Stored data entries:
══════════════════════════════

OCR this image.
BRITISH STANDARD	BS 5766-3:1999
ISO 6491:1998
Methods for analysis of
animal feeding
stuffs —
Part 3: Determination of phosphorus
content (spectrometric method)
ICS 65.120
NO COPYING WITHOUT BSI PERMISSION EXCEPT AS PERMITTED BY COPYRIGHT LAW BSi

══════════════════════════════

• **GIVEN EXERCISE**
Transcribe all of the material exactly. Omit nothing.

• **THE RESULT**
OCR this image.
BRITISH STANDARD	BS 5766-3:1999
ISO 6491:1998
Methods for analysis of
animal feeding
stuffs —
Part 3: Determination of phosphorus
content (spectrometric method)
ICS 65.120
NO COPYING WITHOUT BSI PERMISSION EXCEPT AS PERMITTED BY COPYRIGHT LAW BSi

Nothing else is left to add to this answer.